### SHORT EXERCISE
Find each line with "values" and copy it.

══════════

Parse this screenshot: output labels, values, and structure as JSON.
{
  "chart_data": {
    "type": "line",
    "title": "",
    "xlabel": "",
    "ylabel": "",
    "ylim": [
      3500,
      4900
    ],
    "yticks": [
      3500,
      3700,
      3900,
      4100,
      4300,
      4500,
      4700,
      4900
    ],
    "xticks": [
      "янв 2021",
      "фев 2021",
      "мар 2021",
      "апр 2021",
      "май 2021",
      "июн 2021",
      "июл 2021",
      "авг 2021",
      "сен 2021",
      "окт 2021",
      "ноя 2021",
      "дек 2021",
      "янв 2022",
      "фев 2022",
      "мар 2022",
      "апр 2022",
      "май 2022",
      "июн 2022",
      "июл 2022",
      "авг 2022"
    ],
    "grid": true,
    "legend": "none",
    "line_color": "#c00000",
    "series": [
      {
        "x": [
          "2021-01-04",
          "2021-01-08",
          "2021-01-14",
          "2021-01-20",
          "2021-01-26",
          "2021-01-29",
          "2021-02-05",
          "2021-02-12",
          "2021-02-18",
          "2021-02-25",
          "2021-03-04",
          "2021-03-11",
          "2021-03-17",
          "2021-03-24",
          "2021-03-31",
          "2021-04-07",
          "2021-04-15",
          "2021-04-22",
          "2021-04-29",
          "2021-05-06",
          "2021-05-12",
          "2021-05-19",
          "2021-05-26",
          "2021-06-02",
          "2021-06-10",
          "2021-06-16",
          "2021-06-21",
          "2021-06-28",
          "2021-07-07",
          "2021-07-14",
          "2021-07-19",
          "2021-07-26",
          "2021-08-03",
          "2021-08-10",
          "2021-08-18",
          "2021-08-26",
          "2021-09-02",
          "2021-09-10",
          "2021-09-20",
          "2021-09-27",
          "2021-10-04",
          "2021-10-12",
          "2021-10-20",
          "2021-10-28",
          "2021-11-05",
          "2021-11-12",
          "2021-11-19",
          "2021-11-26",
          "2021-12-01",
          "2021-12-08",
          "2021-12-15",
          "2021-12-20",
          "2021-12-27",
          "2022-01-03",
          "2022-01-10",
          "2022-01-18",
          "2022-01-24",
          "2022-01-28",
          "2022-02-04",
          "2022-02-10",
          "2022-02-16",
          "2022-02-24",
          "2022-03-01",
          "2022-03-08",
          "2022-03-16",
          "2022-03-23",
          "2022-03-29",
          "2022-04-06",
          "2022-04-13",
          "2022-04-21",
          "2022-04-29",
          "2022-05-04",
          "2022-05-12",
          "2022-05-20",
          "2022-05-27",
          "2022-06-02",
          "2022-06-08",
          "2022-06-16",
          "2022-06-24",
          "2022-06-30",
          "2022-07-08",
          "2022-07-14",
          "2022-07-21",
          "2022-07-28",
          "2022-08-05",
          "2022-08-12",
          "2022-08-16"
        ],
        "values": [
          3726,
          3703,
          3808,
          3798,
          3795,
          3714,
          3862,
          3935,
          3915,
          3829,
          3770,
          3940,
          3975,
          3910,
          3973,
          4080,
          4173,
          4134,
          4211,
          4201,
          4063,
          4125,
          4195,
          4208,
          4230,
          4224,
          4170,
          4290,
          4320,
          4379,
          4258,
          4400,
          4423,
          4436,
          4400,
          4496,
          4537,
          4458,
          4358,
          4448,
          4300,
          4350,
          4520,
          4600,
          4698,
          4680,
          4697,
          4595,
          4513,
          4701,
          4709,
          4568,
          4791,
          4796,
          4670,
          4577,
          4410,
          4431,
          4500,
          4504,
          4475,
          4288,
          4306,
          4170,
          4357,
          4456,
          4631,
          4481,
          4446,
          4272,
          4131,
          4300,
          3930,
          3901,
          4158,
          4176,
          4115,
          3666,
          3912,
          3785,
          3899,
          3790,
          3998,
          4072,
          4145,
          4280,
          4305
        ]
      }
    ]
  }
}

══════════

### SOLUTION TO THIS PROBLEM
Parse this screenshot: output labels, values, and structure as JSON.
        "values": [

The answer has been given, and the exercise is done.